-- RECORDS FOR THE TASK --

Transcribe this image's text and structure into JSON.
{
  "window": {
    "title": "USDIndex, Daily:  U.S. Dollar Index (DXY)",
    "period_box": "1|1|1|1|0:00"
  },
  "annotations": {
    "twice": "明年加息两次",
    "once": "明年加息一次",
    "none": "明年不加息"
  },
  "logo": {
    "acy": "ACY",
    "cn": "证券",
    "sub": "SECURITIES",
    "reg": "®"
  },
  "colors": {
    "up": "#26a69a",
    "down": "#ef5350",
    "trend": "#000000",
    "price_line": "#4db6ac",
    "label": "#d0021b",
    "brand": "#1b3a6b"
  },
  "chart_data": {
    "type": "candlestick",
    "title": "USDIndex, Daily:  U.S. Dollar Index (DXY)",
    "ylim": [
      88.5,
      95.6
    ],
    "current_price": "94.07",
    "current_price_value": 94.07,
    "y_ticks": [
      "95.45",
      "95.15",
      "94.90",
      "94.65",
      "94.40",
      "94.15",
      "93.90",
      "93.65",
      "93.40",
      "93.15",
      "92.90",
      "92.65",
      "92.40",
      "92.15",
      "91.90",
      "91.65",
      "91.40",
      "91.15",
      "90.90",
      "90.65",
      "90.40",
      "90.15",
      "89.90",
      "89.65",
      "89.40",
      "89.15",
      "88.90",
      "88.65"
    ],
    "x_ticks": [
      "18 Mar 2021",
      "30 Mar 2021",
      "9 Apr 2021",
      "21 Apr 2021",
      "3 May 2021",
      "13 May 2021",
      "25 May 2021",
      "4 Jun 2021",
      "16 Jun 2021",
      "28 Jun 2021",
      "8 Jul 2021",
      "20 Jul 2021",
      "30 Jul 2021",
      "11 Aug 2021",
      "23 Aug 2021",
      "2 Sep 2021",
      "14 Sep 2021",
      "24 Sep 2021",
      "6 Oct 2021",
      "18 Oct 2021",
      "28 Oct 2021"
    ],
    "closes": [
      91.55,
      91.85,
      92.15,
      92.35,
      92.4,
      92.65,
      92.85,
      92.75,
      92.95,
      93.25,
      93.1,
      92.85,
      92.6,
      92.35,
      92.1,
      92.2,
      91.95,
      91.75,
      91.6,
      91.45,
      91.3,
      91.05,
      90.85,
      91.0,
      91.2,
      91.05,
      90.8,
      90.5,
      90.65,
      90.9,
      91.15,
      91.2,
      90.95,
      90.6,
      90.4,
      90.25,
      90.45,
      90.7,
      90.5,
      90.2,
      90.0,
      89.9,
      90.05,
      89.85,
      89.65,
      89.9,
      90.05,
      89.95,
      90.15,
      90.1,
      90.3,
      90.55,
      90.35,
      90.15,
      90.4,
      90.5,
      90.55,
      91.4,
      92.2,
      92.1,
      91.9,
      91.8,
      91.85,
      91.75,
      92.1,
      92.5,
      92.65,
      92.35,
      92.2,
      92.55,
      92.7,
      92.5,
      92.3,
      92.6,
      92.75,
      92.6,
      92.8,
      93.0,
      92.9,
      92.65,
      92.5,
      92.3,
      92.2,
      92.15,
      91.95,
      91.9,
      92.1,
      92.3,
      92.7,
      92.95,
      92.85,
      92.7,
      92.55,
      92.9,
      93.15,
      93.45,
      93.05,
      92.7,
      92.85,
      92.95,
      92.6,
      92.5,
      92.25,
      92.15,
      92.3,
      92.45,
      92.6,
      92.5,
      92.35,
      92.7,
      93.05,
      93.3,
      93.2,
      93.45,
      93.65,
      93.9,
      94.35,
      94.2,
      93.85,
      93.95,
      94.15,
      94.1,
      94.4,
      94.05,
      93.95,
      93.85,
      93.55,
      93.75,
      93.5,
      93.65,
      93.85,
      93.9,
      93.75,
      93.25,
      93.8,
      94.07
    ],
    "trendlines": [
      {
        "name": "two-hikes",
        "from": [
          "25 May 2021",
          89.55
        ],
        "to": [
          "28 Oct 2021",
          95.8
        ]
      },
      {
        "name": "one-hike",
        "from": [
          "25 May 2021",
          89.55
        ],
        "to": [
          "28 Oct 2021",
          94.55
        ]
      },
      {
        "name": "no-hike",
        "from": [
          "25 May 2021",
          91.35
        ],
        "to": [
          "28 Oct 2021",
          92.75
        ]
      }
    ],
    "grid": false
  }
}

-- WHAT TO WORK ON --
The full set of records should be duplicated exactly.

-- RESPONSE TO THIS TASK --
Transcribe this image's text and structure into JSON.
{
  "window": {
    "title": "USDIndex, Daily:  U.S. Dollar Index (DXY)",
    "period_box": "1|1|1|1|0:00"
  },
  "annotations": {
    "twice": "明年加息两次",
    "once": "明年加息一次",
    "none": "明年不加息"
  },
  "logo": {
    "acy": "ACY",
    "cn": "证券",
    "sub": "SECURITIES",
    "reg": "®"
  },
  "colors": {
    "up": "#26a69a",
    "down": "#ef5350",
    "trend": "#000000",
    "price_line": "#4db6ac",
    "label": "#d0021b",
    "brand": "#1b3a6b"
  },
  "chart_data": {
    "type": "candlestick",
    "title": "USDIndex, Daily:  U.S. Dollar Index (DXY)",
    "ylim": [
      88.5,
      95.6
    ],
    "current_price": "94.07",
    "current_price_value": 94.07,
    "y_ticks": [
      "95.45",
      "95.15",
      "94.90",
      "94.65",
      "94.40",
      "94.15",
      "93.90",
      "93.65",
      "93.40",
      "93.15",
      "92.90",
      "92.65",
      "92.40",
      "92.15",
      "91.90",
      "91.65",
      "91.40",
      "91.15",
      "90.90",
      "90.65",
      "90.40",
      "90.15",
      "89.90",
      "89.65",
      "89.40",
      "89.15",
      "88.90",
      "88.65"
    ],
    "x_ticks": [
      "18 Mar 2021",
      "30 Mar 2021",
      "9 Apr 2021",
      "21 Apr 2021",
      "3 May 2021",
      "13 May 2021",
      "25 May 2021",
      "4 Jun 2021",
      "16 Jun 2021",
      "28 Jun 2021",
      "8 Jul 2021",
      "20 Jul 2021",
      "30 Jul 2021",
      "11 Aug 2021",
      "23 Aug 2021",
      "2 Sep 2021",
      "14 Sep 2021",
      "24 Sep 2021",
      "6 Oct 2021",
      "18 Oct 2021",
      "28 Oct 2021"
    ],
    "closes": [
      91.55,
      91.85,
      92.15,
      92.35,
      92.4,
      92.65,
      92.85,
      92.75,
      92.95,
      93.25,
      93.1,
      92.85,
      92.6,
      92.35,
      92.1,
      92.2,
      91.95,
      91.75,
      91.6,
      91.45,
      91.3,
      91.05,
      90.85,
      91.0,
      91.2,
      91.05,
      90.8,
      90.5,
      90.65,
      90.9,
      91.15,
      91.2,
      90.95,
      90.6,
      90.4,
      90.25,
      90.45,
      90.7,
      90.5,
      90.2,
      90.0,
      89.9,
      90.05,
      89.85,
      89.65,
      89.9,
      90.05,
      89.95,
      90.15,
      90.1,
      90.3,
      90.55,
      90.35,
      90.15,
      90.4,
      90.5,
      90.55,
      91.4,
      92.2,
      92.1,
      91.9,
      91.8,
      91.85,
      91.75,
      92.1,
      92.5,
      92.65,
      92.35,
      92.2,
      92.55,
      92.7,
      92.5,
      92.3,
      92.6,
      92.75,
      92.6,
      92.8,
      93.0,
      92.9,
      92.65,
      92.5,
      92.3,
      92.2,
      92.15,
      91.95,
      91.9,
      92.1,
      92.3,
      92.7,
      92.95,
      92.85,
      92.7,
      92.55,
      92.9,
      93.15,
      93.45,
      93.05,
      92.7,
      92.85,
      92.95,
      92.6,
      92.5,
      92.25,
      92.15,
      92.3,
      92.45,
      92.6,
      92.5,
      92.35,
      92.7,
      93.05,
      93.3,
      93.2,
      93.45,
      93.65,
      93.9,
      94.35,
      94.2,
      93.85,
      93.95,
      94.15,
      94.1,
      94.4,
      94.05,
      93.95,
      93.85,
      93.55,
      93.75,
      93.5,
      93.65,
      93.85,
      93.9,
      93.75,
      93.25,
      93.8,
      94.07
    ],
    "trendlines": [
      {
        "name": "two-hikes",
        "from": [
          "25 May 2021",
          89.55
        ],
        "to": [
          "28 Oct 2021",
          95.8
        ]
      },
      {
        "name": "one-hike",
        "from": [
          "25 May 2021",
          89.55
        ],
        "to": [
          "28 Oct 2021",
          94.55
        ]
      },
      {
        "name": "no-hike",
        "from": [
          "25 May 2021",
          91.35
        ],
        "to": [
          "28 Oct 2021",
          92.75
        ]
      }
    ],
    "grid": false
  }
}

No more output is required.